[Collected data]
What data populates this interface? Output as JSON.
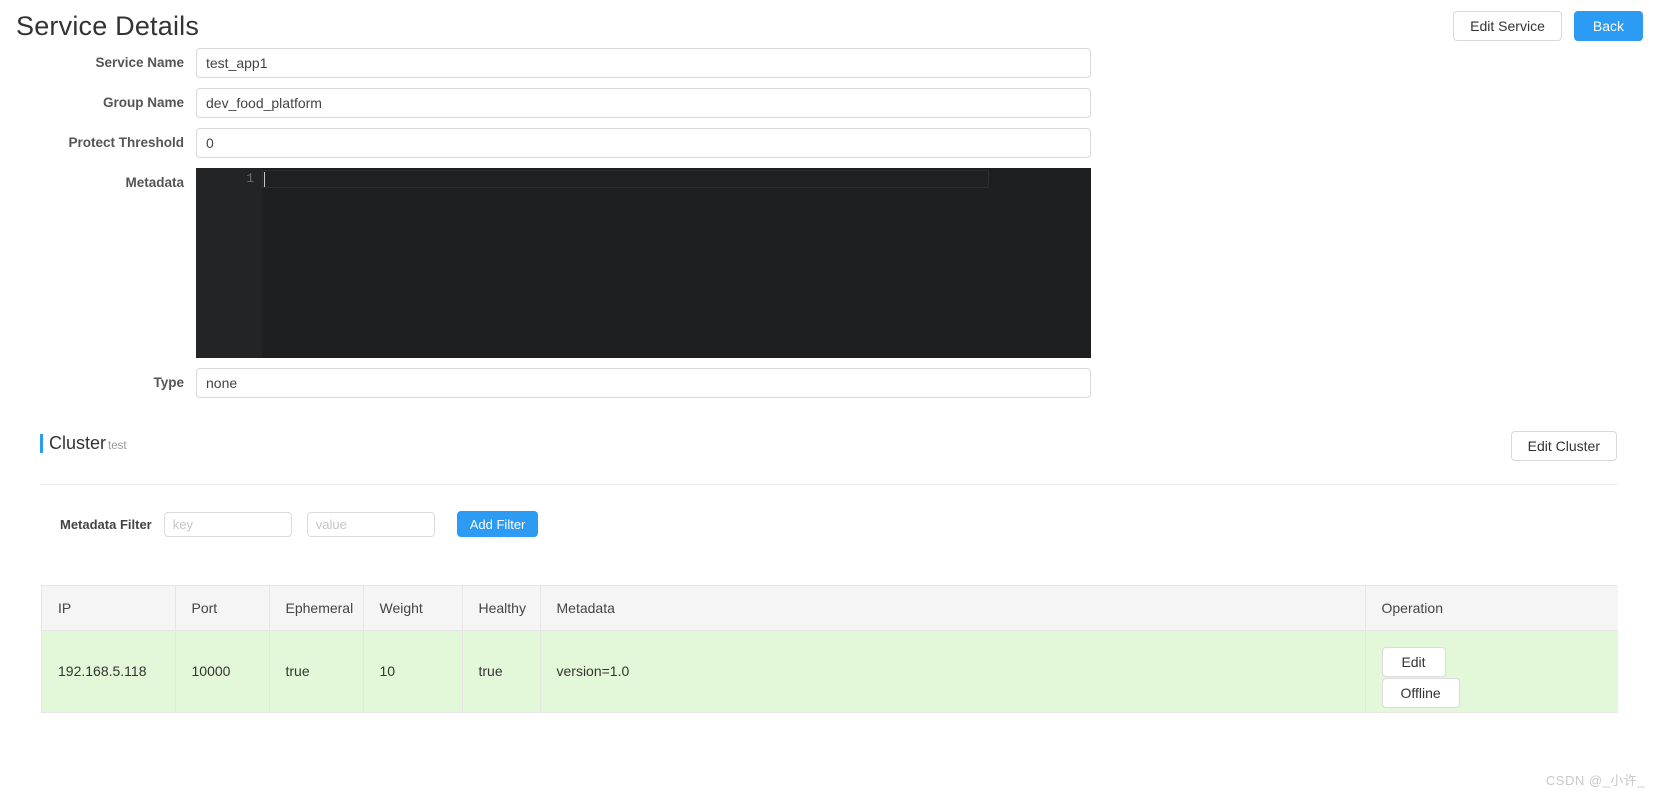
{
  "header": {
    "title": "Service Details",
    "edit_service_label": "Edit Service",
    "back_label": "Back"
  },
  "form": {
    "fields": [
      {
        "label": "Service Name",
        "value": "test_app1"
      },
      {
        "label": "Group Name",
        "value": "dev_food_platform"
      },
      {
        "label": "Protect Threshold",
        "value": "0"
      },
      {
        "label": "Metadata",
        "value": ""
      },
      {
        "label": "Type",
        "value": "none"
      }
    ],
    "editor": {
      "line_number": "1",
      "content": ""
    }
  },
  "cluster": {
    "title": "Cluster",
    "name": "test",
    "edit_cluster_label": "Edit Cluster"
  },
  "filter": {
    "label": "Metadata Filter",
    "key_placeholder": "key",
    "key_value": "",
    "value_placeholder": "value",
    "value_value": "",
    "add_filter_label": "Add Filter"
  },
  "table": {
    "columns": [
      "IP",
      "Port",
      "Ephemeral",
      "Weight",
      "Healthy",
      "Metadata",
      "Operation"
    ],
    "rows": [
      {
        "ip": "192.168.5.118",
        "port": "10000",
        "ephemeral": "true",
        "weight": "10",
        "healthy": "true",
        "metadata": "version=1.0",
        "edit_label": "Edit",
        "offline_label": "Offline"
      }
    ]
  },
  "watermark": "CSDN @_小许_",
  "colors": {
    "primary": "#2b9bf4",
    "row_highlight": "#e3f8d8",
    "editor_bg": "#1d1f21",
    "header_bg": "#f5f5f5"
  }
}
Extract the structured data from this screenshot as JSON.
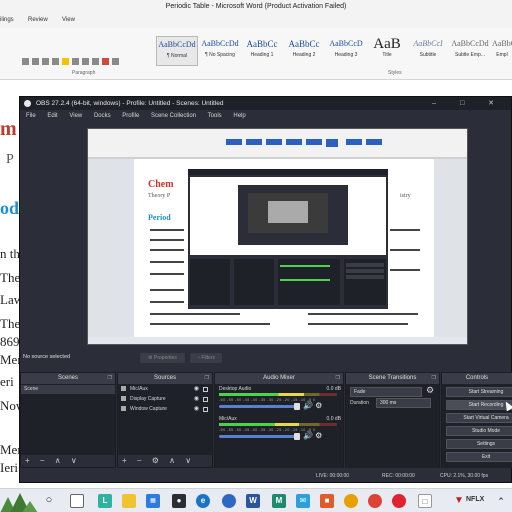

Written request
Leave the pictures out and write out every entry exactly as given.

Complete response
What data populates this interface? Output as JSON.
{
  "header": {
    "title": "Service Details",
    "edit_service_label": "Edit Service",
    "back_label": "Back"
  },
  "form": {
    "fields": [
      {
        "label": "Service Name",
        "value": "test_app1"
      },
      {
        "label": "Group Name",
        "value": "dev_food_platform"
      },
      {
        "label": "Protect Threshold",
        "value": "0"
      },
      {
        "label": "Metadata",
        "value": ""
      },
      {
        "label": "Type",
        "value": "none"
      }
    ],
    "editor": {
      "line_number": "1",
      "content": ""
    }
  },
  "cluster": {
    "title": "Cluster",
    "name": "test",
    "edit_cluster_label": "Edit Cluster"
  },
  "filter": {
    "label": "Metadata Filter",
    "key_placeholder": "key",
    "key_value": "",
    "value_placeholder": "value",
    "value_value": "",
    "add_filter_label": "Add Filter"
  },
  "table": {
    "columns": [
      "IP",
      "Port",
      "Ephemeral",
      "Weight",
      "Healthy",
      "Metadata",
      "Operation"
    ],
    "rows": [
      {
        "ip": "192.168.5.118",
        "port": "10000",
        "ephemeral": "true",
        "weight": "10",
        "healthy": "true",
        "metadata": "version=1.0",
        "edit_label": "Edit",
        "offline_label": "Offline"
      }
    ]
  },
  "watermark": "CSDN @_小许_",
  "colors": {
    "primary": "#2b9bf4",
    "row_highlight": "#e3f8d8",
    "editor_bg": "#1d1f21",
    "header_bg": "#f5f5f5"
  }
}
Extract the structured data from this screenshot as JSON.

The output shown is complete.